-- START OF Record extracts --
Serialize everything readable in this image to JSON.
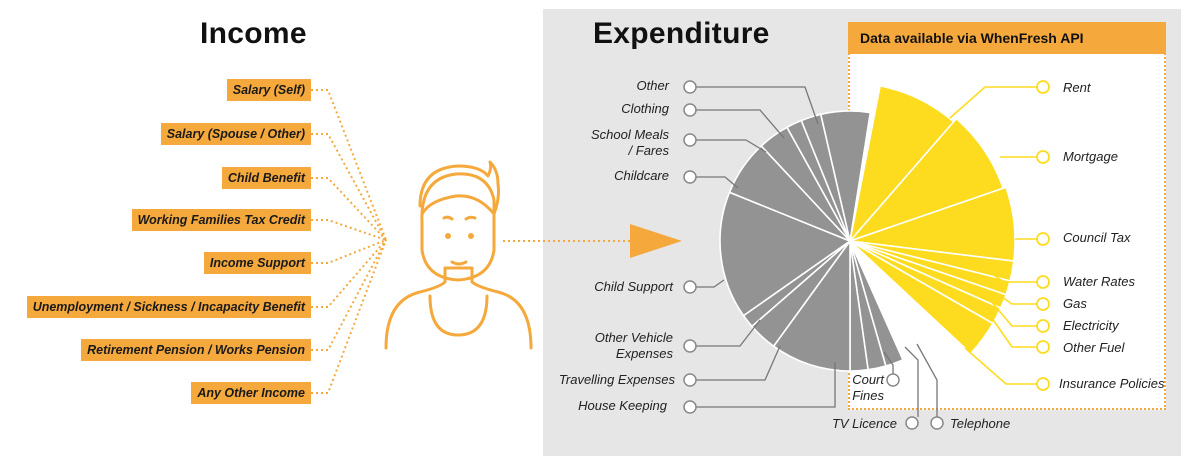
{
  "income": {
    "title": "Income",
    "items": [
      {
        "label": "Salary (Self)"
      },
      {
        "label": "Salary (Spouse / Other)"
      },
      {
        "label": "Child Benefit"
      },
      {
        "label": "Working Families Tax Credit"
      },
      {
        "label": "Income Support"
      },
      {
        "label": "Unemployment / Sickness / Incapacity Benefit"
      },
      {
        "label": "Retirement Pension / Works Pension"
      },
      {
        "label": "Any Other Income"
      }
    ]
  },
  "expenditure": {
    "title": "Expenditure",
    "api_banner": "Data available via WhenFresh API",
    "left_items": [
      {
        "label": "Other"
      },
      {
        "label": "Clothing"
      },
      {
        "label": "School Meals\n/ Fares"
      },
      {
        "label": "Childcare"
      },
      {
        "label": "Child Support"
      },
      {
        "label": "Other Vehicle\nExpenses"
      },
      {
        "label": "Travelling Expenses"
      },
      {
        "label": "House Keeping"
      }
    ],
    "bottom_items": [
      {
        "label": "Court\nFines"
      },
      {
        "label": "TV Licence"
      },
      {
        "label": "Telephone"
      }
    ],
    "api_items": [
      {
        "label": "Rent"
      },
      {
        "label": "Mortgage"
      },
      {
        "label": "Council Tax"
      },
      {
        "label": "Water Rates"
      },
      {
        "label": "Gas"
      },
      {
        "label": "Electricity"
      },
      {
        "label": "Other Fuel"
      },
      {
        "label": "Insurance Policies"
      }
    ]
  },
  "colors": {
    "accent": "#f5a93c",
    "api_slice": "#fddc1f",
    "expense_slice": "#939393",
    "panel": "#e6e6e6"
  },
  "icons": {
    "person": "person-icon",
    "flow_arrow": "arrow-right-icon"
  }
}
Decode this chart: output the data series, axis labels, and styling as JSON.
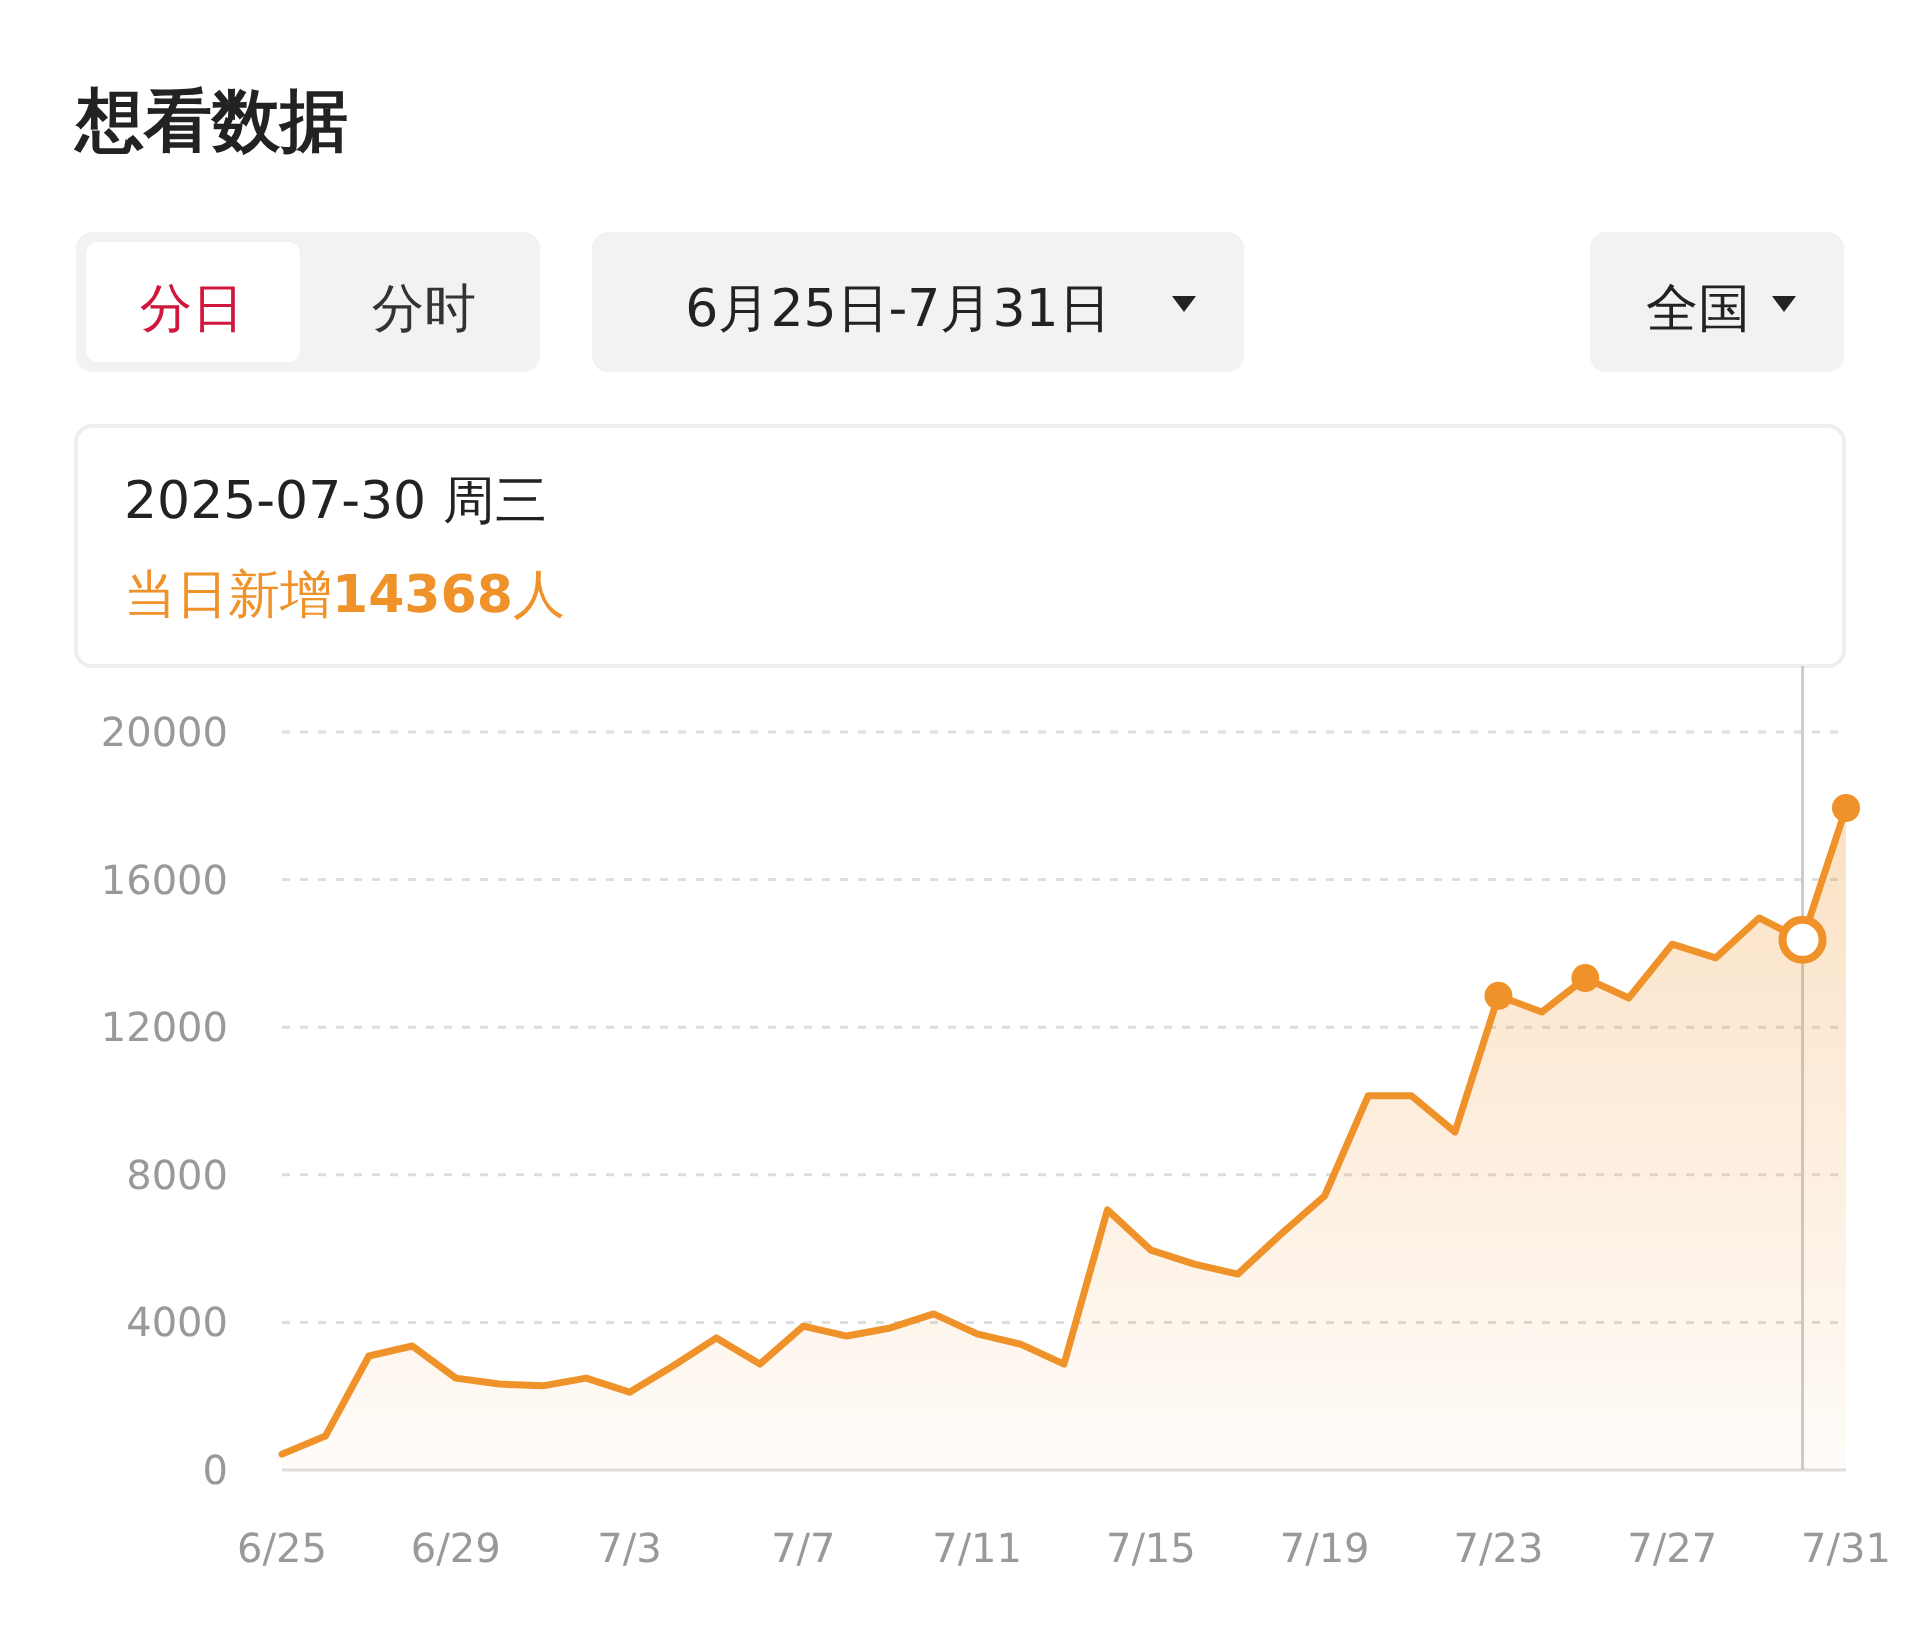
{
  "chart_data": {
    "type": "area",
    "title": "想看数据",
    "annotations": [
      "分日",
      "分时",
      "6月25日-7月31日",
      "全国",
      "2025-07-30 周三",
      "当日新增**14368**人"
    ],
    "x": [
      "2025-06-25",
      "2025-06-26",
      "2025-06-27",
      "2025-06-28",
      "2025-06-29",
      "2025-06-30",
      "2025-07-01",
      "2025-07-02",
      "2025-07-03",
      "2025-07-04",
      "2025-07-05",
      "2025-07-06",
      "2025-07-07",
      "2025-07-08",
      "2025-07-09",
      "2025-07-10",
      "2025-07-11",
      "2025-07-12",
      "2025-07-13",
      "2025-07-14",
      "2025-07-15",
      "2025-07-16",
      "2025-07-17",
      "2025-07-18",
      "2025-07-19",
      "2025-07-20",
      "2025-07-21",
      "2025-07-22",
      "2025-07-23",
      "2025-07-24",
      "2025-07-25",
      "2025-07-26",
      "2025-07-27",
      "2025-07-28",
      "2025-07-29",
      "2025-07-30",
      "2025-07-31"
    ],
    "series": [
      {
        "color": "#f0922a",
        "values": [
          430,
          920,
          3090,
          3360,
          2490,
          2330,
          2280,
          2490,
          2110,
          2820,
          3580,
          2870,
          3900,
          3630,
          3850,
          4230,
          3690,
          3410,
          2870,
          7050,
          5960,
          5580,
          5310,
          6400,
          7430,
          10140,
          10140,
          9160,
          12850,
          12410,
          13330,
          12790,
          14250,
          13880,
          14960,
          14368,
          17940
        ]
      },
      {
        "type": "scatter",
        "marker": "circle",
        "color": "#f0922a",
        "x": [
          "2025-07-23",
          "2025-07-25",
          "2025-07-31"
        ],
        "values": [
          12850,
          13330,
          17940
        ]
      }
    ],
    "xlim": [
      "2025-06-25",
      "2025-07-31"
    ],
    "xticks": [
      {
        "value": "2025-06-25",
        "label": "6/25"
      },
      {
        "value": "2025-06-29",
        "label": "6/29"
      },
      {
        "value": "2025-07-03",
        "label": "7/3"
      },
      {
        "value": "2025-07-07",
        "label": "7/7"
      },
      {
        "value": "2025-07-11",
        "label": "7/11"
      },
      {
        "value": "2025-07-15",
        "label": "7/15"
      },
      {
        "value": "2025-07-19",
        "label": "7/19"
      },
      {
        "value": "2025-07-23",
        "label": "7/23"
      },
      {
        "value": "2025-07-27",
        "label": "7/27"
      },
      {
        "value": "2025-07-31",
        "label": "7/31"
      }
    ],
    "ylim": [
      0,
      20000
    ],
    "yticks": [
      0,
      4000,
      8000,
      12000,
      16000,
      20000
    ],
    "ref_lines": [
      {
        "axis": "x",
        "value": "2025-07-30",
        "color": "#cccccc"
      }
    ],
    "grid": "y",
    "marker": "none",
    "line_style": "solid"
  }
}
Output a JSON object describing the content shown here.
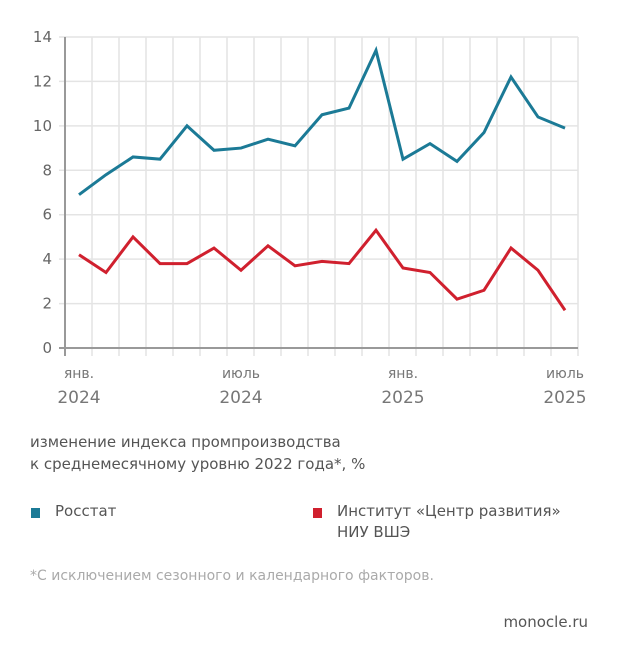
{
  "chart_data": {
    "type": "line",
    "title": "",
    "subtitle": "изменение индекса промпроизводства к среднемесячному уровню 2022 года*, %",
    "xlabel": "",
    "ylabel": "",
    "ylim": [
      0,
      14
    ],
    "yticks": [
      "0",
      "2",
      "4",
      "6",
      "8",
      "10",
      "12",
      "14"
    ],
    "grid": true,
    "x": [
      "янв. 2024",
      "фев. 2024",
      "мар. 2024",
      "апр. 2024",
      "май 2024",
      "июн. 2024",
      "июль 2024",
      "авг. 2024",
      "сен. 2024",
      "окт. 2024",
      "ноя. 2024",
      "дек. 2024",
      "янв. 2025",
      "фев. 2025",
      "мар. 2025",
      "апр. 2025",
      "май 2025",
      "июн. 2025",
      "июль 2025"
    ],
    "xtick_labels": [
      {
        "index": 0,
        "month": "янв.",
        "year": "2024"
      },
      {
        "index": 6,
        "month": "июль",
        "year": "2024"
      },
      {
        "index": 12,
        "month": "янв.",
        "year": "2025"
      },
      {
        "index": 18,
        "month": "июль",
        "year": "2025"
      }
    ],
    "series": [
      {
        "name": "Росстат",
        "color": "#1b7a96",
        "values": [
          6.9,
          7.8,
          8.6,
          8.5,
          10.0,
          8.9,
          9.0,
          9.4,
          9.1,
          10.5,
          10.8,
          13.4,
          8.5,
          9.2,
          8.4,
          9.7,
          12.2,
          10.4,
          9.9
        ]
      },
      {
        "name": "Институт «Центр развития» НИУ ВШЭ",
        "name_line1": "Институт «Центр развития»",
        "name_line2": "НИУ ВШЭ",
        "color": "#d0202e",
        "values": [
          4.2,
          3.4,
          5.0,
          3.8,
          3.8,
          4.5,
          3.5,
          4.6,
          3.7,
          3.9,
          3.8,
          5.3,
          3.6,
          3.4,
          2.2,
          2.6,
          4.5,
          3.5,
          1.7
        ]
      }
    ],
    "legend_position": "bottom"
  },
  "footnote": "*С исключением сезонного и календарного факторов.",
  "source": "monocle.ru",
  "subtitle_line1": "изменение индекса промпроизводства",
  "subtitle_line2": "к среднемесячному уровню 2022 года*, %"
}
-- END OF Record extracts --
Quote the data above in full and without alteration; skip the pictures.

Serialize everything readable in this image to JSON.
{
  "income": {
    "title": "Income",
    "items": [
      {
        "label": "Salary (Self)"
      },
      {
        "label": "Salary (Spouse / Other)"
      },
      {
        "label": "Child Benefit"
      },
      {
        "label": "Working Families Tax Credit"
      },
      {
        "label": "Income Support"
      },
      {
        "label": "Unemployment / Sickness / Incapacity Benefit"
      },
      {
        "label": "Retirement Pension / Works Pension"
      },
      {
        "label": "Any Other Income"
      }
    ]
  },
  "expenditure": {
    "title": "Expenditure",
    "api_banner": "Data available via WhenFresh API",
    "left_items": [
      {
        "label": "Other"
      },
      {
        "label": "Clothing"
      },
      {
        "label": "School Meals\n/ Fares"
      },
      {
        "label": "Childcare"
      },
      {
        "label": "Child Support"
      },
      {
        "label": "Other Vehicle\nExpenses"
      },
      {
        "label": "Travelling Expenses"
      },
      {
        "label": "House Keeping"
      }
    ],
    "bottom_items": [
      {
        "label": "Court\nFines"
      },
      {
        "label": "TV Licence"
      },
      {
        "label": "Telephone"
      }
    ],
    "api_items": [
      {
        "label": "Rent"
      },
      {
        "label": "Mortgage"
      },
      {
        "label": "Council Tax"
      },
      {
        "label": "Water Rates"
      },
      {
        "label": "Gas"
      },
      {
        "label": "Electricity"
      },
      {
        "label": "Other Fuel"
      },
      {
        "label": "Insurance Policies"
      }
    ]
  },
  "colors": {
    "accent": "#f5a93c",
    "api_slice": "#fddc1f",
    "expense_slice": "#939393",
    "panel": "#e6e6e6"
  },
  "icons": {
    "person": "person-icon",
    "flow_arrow": "arrow-right-icon"
  }
}
Decode this chart: output the data series, axis labels, and styling as JSON.
{
  "chart_data": {
    "type": "area",
    "title": "想看数据",
    "annotations": [
      "分日",
      "分时",
      "6月25日-7月31日",
      "全国",
      "2025-07-30 周三",
      "当日新增**14368**人"
    ],
    "x": [
      "2025-06-25",
      "2025-06-26",
      "2025-06-27",
      "2025-06-28",
      "2025-06-29",
      "2025-06-30",
      "2025-07-01",
      "2025-07-02",
      "2025-07-03",
      "2025-07-04",
      "2025-07-05",
      "2025-07-06",
      "2025-07-07",
      "2025-07-08",
      "2025-07-09",
      "2025-07-10",
      "2025-07-11",
      "2025-07-12",
      "2025-07-13",
      "2025-07-14",
      "2025-07-15",
      "2025-07-16",
      "2025-07-17",
      "2025-07-18",
      "2025-07-19",
      "2025-07-20",
      "2025-07-21",
      "2025-07-22",
      "2025-07-23",
      "2025-07-24",
      "2025-07-25",
      "2025-07-26",
      "2025-07-27",
      "2025-07-28",
      "2025-07-29",
      "2025-07-30",
      "2025-07-31"
    ],
    "series": [
      {
        "color": "#f0922a",
        "values": [
          430,
          920,
          3090,
          3360,
          2490,
          2330,
          2280,
          2490,
          2110,
          2820,
          3580,
          2870,
          3900,
          3630,
          3850,
          4230,
          3690,
          3410,
          2870,
          7050,
          5960,
          5580,
          5310,
          6400,
          7430,
          10140,
          10140,
          9160,
          12850,
          12410,
          13330,
          12790,
          14250,
          13880,
          14960,
          14368,
          17940
        ]
      },
      {
        "type": "scatter",
        "marker": "circle",
        "color": "#f0922a",
        "x": [
          "2025-07-23",
          "2025-07-25",
          "2025-07-31"
        ],
        "values": [
          12850,
          13330,
          17940
        ]
      }
    ],
    "xlim": [
      "2025-06-25",
      "2025-07-31"
    ],
    "xticks": [
      {
        "value": "2025-06-25",
        "label": "6/25"
      },
      {
        "value": "2025-06-29",
        "label": "6/29"
      },
      {
        "value": "2025-07-03",
        "label": "7/3"
      },
      {
        "value": "2025-07-07",
        "label": "7/7"
      },
      {
        "value": "2025-07-11",
        "label": "7/11"
      },
      {
        "value": "2025-07-15",
        "label": "7/15"
      },
      {
        "value": "2025-07-19",
        "label": "7/19"
      },
      {
        "value": "2025-07-23",
        "label": "7/23"
      },
      {
        "value": "2025-07-27",
        "label": "7/27"
      },
      {
        "value": "2025-07-31",
        "label": "7/31"
      }
    ],
    "ylim": [
      0,
      20000
    ],
    "yticks": [
      0,
      4000,
      8000,
      12000,
      16000,
      20000
    ],
    "ref_lines": [
      {
        "axis": "x",
        "value": "2025-07-30",
        "color": "#cccccc"
      }
    ],
    "grid": "y",
    "marker": "none",
    "line_style": "solid"
  }
}
Output a JSON object describing the content shown here.
{
  "chart_data": {
    "type": "line",
    "title": "",
    "subtitle": "изменение индекса промпроизводства к среднемесячному уровню 2022 года*, %",
    "xlabel": "",
    "ylabel": "",
    "ylim": [
      0,
      14
    ],
    "yticks": [
      "0",
      "2",
      "4",
      "6",
      "8",
      "10",
      "12",
      "14"
    ],
    "grid": true,
    "x": [
      "янв. 2024",
      "фев. 2024",
      "мар. 2024",
      "апр. 2024",
      "май 2024",
      "июн. 2024",
      "июль 2024",
      "авг. 2024",
      "сен. 2024",
      "окт. 2024",
      "ноя. 2024",
      "дек. 2024",
      "янв. 2025",
      "фев. 2025",
      "мар. 2025",
      "апр. 2025",
      "май 2025",
      "июн. 2025",
      "июль 2025"
    ],
    "xtick_labels": [
      {
        "index": 0,
        "month": "янв.",
        "year": "2024"
      },
      {
        "index": 6,
        "month": "июль",
        "year": "2024"
      },
      {
        "index": 12,
        "month": "янв.",
        "year": "2025"
      },
      {
        "index": 18,
        "month": "июль",
        "year": "2025"
      }
    ],
    "series": [
      {
        "name": "Росстат",
        "color": "#1b7a96",
        "values": [
          6.9,
          7.8,
          8.6,
          8.5,
          10.0,
          8.9,
          9.0,
          9.4,
          9.1,
          10.5,
          10.8,
          13.4,
          8.5,
          9.2,
          8.4,
          9.7,
          12.2,
          10.4,
          9.9
        ]
      },
      {
        "name": "Институт «Центр развития» НИУ ВШЭ",
        "name_line1": "Институт «Центр развития»",
        "name_line2": "НИУ ВШЭ",
        "color": "#d0202e",
        "values": [
          4.2,
          3.4,
          5.0,
          3.8,
          3.8,
          4.5,
          3.5,
          4.6,
          3.7,
          3.9,
          3.8,
          5.3,
          3.6,
          3.4,
          2.2,
          2.6,
          4.5,
          3.5,
          1.7
        ]
      }
    ],
    "legend_position": "bottom"
  },
  "footnote": "*С исключением сезонного и календарного факторов.",
  "source": "monocle.ru",
  "subtitle_line1": "изменение индекса промпроизводства",
  "subtitle_line2": "к среднемесячному уровню 2022 года*, %"
}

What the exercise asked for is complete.